▸ THE EXERCISE:
Here are some records; copy every line that holds the word "tolerance".

▸ SOURCE DATA:
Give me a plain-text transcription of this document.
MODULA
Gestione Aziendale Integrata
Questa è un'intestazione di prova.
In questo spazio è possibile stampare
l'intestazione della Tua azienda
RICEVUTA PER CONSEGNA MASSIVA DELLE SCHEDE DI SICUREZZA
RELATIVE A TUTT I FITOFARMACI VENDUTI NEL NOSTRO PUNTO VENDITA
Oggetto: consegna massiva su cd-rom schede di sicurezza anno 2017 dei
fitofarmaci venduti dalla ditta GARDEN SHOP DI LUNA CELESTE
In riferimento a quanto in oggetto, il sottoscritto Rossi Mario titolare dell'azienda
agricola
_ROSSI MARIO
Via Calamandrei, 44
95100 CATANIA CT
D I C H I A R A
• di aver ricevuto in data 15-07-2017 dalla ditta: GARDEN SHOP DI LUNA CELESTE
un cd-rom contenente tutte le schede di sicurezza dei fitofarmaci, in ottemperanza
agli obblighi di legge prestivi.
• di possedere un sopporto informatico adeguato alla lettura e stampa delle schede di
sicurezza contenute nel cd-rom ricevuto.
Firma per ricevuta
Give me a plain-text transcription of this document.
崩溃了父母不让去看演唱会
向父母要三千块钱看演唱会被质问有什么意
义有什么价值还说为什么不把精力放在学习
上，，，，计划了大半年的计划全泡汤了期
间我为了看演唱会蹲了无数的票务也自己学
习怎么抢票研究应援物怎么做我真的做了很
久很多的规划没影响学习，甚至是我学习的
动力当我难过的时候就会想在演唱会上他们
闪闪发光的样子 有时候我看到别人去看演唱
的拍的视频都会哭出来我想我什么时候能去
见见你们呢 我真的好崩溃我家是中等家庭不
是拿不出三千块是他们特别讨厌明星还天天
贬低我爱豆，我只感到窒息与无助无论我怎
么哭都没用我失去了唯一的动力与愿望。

==

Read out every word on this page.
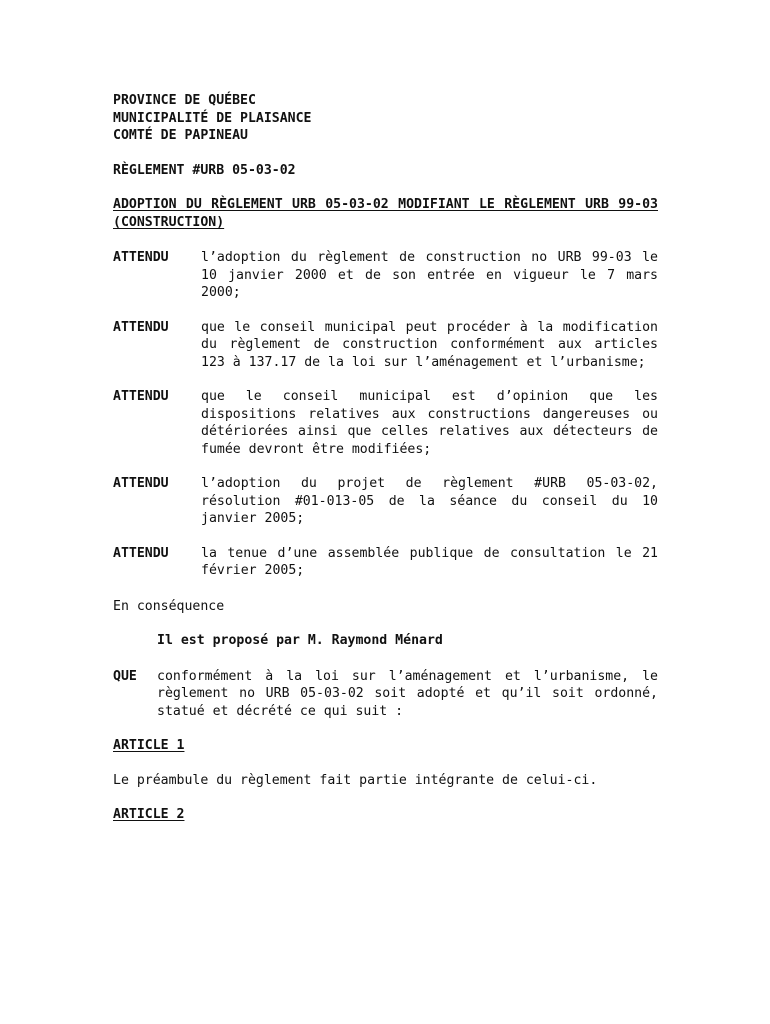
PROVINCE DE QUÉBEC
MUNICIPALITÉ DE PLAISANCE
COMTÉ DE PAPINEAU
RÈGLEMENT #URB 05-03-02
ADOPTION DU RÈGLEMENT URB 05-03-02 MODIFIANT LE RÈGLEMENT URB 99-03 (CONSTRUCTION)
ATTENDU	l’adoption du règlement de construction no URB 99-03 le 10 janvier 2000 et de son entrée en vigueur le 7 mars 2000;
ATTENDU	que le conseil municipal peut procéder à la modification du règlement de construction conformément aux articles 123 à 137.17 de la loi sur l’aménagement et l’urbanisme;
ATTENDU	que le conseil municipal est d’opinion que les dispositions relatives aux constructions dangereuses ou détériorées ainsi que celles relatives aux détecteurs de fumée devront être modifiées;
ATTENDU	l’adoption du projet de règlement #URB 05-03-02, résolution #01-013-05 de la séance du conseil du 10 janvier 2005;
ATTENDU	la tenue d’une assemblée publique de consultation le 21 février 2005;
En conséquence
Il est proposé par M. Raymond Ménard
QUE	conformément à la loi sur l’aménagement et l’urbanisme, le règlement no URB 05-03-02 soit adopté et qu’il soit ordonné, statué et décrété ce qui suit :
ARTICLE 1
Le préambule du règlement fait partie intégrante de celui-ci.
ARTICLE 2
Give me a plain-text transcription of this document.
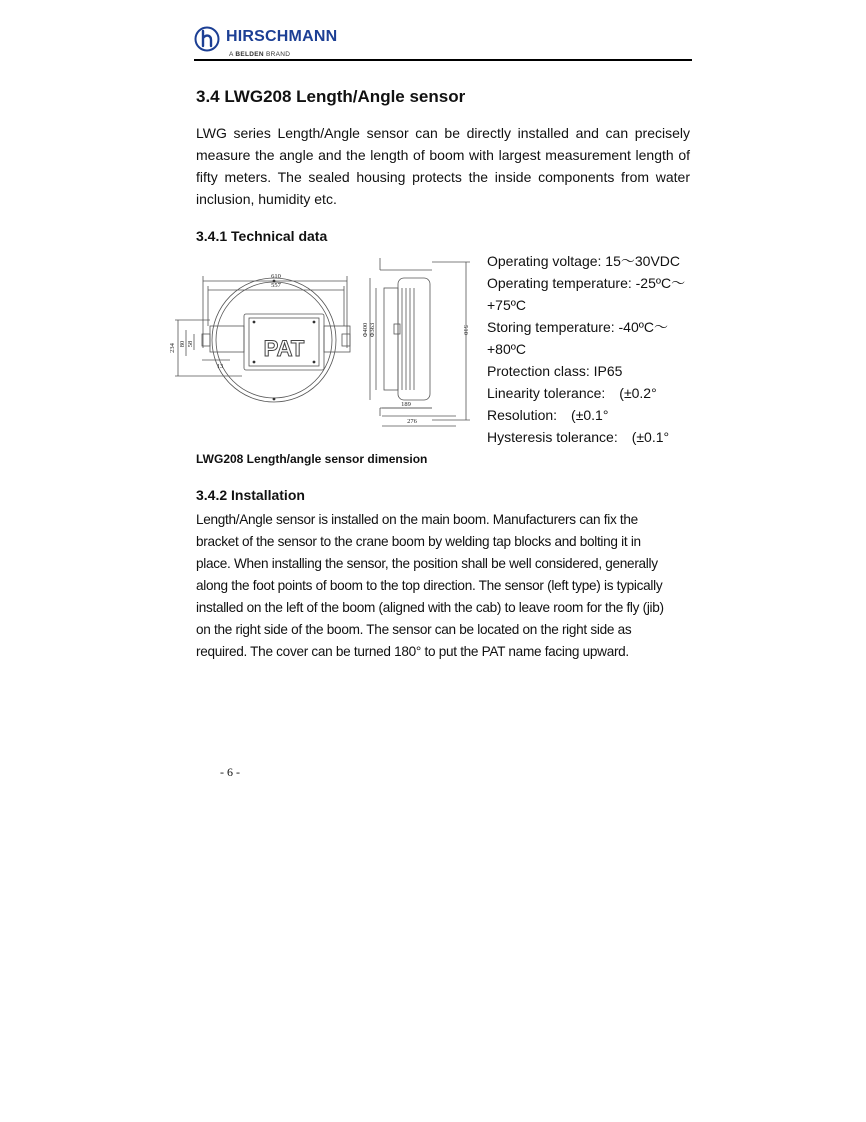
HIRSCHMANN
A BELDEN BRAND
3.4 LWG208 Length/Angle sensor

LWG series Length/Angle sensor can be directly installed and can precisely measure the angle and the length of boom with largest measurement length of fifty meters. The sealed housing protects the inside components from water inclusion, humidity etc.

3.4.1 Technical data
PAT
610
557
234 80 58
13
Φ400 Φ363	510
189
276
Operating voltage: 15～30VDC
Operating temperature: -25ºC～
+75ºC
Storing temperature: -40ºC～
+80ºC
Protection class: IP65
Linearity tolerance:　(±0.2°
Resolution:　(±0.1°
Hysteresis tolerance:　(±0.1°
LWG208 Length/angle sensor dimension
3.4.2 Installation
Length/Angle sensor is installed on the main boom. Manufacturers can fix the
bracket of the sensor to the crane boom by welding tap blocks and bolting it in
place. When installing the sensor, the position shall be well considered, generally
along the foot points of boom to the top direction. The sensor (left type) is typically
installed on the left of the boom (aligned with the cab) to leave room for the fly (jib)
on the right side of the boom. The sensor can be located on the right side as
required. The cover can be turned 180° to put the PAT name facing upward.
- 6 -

▸ COMPLETE OUTPUT:
Linearity tolerance:　(±0.2°
Hysteresis tolerance:　(±0.1°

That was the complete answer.